STATED TASK: Print all of the data exactly.

RECORDS PROVIDED:
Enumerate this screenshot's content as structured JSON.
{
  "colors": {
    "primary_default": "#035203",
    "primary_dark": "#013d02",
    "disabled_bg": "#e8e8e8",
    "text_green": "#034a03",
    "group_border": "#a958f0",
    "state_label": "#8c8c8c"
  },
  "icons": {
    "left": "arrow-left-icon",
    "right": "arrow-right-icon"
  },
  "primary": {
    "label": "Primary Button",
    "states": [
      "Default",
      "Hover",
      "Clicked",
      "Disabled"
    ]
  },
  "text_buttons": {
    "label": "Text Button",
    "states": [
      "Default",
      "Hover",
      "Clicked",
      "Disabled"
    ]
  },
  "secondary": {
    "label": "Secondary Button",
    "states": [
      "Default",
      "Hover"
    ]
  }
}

FULL RESPONSE:
Enumerate this screenshot's content as structured JSON.
{
  "colors": {
    "primary_default": "#035203",
    "primary_dark": "#013d02",
    "disabled_bg": "#e8e8e8",
    "text_green": "#034a03",
    "group_border": "#a958f0",
    "state_label": "#8c8c8c"
  },
  "icons": {
    "left": "arrow-left-icon",
    "right": "arrow-right-icon"
  },
  "primary": {
    "label": "Primary Button",
    "states": [
      "Default",
      "Hover",
      "Clicked",
      "Disabled"
    ]
  },
  "text_buttons": {
    "label": "Text Button",
    "states": [
      "Default",
      "Hover",
      "Clicked",
      "Disabled"
    ]
  },
  "secondary": {
    "label": "Secondary Button",
    "states": [
      "Default",
      "Hover"
    ]
  }
}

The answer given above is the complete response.